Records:
-- -- --
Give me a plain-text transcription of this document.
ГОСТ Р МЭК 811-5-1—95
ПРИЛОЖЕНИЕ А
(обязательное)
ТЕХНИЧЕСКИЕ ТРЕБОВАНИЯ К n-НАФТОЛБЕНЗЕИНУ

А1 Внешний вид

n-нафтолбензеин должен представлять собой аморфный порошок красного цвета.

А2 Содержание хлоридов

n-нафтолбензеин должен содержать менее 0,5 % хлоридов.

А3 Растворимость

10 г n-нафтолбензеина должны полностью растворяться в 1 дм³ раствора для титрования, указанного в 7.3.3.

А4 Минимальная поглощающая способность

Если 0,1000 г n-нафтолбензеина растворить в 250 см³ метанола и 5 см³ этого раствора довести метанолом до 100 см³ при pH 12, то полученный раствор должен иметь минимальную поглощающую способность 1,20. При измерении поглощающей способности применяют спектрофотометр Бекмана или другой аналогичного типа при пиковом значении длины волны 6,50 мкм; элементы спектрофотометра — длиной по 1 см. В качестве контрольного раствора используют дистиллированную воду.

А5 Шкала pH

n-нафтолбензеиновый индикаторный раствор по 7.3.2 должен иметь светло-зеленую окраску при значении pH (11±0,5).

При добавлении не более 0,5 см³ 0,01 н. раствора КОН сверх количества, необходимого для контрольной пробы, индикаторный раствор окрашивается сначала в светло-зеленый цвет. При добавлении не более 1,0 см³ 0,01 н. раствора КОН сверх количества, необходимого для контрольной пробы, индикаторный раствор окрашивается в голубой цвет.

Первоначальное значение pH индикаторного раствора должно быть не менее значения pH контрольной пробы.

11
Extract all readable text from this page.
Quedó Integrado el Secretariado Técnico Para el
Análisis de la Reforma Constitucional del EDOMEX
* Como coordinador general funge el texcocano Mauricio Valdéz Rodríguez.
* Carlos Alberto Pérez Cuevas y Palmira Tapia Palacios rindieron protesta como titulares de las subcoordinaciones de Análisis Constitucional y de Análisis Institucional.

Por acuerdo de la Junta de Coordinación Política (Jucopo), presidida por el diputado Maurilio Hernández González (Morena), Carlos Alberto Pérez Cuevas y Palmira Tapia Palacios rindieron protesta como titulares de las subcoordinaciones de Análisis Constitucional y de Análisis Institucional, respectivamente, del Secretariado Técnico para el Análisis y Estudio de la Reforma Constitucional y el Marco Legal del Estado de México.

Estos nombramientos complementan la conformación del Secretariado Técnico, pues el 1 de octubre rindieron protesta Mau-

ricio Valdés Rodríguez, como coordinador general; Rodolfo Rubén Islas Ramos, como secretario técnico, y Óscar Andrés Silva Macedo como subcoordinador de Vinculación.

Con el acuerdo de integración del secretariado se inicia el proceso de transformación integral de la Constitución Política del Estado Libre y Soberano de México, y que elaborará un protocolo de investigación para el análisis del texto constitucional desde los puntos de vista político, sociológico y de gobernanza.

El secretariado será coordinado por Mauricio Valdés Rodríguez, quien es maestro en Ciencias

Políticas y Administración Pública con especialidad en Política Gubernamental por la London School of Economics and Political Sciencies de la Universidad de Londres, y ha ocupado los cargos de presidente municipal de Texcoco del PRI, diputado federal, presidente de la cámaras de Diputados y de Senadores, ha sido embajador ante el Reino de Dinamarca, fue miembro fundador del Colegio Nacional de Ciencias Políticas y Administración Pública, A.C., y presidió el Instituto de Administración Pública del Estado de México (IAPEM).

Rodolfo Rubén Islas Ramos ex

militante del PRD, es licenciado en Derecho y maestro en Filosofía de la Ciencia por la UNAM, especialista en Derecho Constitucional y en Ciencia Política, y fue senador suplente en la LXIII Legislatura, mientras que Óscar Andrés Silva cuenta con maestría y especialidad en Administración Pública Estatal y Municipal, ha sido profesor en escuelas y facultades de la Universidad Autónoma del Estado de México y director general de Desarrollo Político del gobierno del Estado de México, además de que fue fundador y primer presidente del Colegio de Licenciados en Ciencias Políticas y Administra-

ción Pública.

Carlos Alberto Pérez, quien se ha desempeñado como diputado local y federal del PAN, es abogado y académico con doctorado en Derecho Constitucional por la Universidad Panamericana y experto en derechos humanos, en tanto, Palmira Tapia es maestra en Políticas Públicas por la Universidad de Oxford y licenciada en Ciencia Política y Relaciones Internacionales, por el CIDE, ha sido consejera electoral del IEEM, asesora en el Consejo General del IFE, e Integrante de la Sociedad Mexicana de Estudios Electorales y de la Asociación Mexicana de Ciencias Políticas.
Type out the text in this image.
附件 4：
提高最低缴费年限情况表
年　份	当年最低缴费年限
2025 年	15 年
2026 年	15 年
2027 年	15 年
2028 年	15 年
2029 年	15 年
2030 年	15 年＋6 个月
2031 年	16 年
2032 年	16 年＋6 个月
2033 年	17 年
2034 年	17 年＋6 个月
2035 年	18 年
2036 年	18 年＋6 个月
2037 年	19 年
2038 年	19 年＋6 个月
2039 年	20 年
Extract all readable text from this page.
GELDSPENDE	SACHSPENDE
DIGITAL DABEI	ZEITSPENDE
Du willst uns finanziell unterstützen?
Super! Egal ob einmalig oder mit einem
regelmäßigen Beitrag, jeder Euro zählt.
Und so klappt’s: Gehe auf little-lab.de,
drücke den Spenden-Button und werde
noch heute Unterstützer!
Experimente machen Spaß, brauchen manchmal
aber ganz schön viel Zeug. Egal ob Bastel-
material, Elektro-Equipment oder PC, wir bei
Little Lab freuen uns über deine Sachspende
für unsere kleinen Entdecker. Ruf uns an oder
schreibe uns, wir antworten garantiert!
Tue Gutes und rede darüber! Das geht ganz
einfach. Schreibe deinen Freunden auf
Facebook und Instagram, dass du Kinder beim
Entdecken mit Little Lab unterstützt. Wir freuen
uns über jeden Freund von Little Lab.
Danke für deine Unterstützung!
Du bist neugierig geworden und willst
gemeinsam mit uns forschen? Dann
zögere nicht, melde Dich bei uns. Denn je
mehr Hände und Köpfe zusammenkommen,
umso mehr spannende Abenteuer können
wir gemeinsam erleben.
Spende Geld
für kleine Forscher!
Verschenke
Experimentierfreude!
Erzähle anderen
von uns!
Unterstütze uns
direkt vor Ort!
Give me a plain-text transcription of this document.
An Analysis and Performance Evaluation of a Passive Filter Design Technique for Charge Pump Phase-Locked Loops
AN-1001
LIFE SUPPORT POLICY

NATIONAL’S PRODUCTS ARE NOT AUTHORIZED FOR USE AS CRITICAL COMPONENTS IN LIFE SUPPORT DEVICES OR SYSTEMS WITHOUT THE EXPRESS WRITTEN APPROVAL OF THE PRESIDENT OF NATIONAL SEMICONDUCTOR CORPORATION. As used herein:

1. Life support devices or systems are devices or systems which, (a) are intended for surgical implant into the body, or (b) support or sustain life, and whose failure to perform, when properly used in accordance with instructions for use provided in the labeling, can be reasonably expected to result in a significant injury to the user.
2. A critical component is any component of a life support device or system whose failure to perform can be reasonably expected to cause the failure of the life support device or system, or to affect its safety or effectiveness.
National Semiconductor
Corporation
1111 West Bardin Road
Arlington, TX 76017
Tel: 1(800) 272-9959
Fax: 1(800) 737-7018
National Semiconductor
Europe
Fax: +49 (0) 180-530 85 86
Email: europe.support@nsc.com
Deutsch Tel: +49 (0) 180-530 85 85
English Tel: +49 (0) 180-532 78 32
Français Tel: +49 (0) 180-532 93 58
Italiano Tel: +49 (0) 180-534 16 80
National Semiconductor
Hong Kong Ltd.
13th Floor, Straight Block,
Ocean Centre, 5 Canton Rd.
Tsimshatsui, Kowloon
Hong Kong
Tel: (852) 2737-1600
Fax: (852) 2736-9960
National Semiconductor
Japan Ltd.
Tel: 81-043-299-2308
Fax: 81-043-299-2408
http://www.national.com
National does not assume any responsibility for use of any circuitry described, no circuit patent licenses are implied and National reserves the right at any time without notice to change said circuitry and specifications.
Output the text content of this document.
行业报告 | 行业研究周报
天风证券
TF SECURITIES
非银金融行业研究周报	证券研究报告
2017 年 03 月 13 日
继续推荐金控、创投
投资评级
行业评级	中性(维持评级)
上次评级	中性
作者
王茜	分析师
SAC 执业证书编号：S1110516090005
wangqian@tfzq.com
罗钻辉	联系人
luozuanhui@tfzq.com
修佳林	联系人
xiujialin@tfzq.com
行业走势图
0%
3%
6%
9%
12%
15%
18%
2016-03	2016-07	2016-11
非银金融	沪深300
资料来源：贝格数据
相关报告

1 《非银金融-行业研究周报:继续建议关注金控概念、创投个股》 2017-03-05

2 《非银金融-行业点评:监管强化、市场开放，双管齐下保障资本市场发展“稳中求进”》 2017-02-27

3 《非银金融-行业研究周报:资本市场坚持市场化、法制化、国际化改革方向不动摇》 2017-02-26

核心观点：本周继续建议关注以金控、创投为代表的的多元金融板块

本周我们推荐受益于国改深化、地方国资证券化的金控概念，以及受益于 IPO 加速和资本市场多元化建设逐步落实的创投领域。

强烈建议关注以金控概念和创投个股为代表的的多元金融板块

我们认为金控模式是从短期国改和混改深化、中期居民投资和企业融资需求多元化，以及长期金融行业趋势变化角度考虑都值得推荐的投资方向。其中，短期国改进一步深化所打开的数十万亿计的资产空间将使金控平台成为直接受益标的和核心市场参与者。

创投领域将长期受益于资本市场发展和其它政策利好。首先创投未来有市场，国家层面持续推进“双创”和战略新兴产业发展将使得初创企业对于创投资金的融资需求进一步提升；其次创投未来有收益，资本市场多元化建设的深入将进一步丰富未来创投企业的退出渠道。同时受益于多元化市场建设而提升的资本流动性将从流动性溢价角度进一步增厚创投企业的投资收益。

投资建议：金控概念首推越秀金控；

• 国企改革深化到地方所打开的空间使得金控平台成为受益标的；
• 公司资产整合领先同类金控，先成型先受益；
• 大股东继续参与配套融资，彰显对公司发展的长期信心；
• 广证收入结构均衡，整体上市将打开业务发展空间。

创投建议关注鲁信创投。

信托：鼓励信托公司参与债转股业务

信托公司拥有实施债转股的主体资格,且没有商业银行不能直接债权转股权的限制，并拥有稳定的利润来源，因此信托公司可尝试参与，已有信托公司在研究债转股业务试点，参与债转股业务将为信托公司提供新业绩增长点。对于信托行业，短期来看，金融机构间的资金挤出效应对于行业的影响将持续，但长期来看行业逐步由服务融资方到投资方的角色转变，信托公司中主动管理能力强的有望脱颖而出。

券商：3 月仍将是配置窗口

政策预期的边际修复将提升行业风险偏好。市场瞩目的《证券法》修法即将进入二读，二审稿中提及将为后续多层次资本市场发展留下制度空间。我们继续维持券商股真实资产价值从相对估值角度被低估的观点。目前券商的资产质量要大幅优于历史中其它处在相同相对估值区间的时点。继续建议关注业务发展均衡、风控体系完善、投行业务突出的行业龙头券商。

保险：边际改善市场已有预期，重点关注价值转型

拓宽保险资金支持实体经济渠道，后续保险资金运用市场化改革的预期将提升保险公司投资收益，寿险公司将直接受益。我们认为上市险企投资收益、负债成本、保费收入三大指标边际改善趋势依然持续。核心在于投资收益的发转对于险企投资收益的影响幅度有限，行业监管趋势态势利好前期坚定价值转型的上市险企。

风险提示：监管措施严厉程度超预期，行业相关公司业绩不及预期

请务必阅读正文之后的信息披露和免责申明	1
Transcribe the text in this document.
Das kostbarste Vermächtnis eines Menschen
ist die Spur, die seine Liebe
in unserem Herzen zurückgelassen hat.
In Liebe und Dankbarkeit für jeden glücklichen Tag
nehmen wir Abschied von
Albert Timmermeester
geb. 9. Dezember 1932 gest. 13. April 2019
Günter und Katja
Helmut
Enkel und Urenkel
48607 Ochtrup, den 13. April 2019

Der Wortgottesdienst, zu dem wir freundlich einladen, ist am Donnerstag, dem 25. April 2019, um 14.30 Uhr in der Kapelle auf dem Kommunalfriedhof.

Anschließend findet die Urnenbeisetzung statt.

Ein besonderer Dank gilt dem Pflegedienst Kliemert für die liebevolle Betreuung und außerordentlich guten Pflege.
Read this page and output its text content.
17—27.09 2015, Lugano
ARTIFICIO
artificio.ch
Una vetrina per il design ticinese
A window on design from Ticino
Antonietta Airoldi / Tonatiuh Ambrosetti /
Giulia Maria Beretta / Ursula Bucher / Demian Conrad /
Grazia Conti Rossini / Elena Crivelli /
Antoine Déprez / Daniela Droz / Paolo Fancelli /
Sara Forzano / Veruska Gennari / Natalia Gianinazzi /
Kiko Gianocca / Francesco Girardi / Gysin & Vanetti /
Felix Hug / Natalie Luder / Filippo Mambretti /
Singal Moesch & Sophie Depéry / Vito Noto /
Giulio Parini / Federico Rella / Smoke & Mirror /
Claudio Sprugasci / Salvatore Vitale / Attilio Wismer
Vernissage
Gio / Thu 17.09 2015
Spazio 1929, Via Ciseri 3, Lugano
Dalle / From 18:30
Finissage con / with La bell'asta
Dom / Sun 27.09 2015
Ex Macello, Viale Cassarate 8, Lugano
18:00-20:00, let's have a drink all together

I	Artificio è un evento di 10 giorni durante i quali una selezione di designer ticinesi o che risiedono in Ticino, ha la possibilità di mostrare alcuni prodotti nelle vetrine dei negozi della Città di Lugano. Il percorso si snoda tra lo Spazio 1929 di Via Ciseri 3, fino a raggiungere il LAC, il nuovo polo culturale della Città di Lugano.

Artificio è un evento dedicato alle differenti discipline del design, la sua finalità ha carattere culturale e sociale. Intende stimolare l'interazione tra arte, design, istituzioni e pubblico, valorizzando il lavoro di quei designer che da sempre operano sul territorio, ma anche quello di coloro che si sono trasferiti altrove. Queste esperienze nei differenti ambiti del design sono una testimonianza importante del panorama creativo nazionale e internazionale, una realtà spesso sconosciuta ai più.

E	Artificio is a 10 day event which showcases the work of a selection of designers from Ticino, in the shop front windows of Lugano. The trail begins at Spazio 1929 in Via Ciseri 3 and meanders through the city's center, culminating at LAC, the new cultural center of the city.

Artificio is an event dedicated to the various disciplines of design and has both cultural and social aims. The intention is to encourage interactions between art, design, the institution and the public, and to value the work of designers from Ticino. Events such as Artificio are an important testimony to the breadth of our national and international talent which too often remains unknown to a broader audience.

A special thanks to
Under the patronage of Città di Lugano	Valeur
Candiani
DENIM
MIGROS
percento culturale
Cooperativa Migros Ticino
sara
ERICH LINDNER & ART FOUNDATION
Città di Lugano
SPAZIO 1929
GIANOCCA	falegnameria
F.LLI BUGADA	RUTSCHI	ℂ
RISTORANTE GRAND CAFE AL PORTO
-- -- --
Exercise instructions: Say how many lines of the data include the word "jeden". Respond with the number alone.

Expected output: 2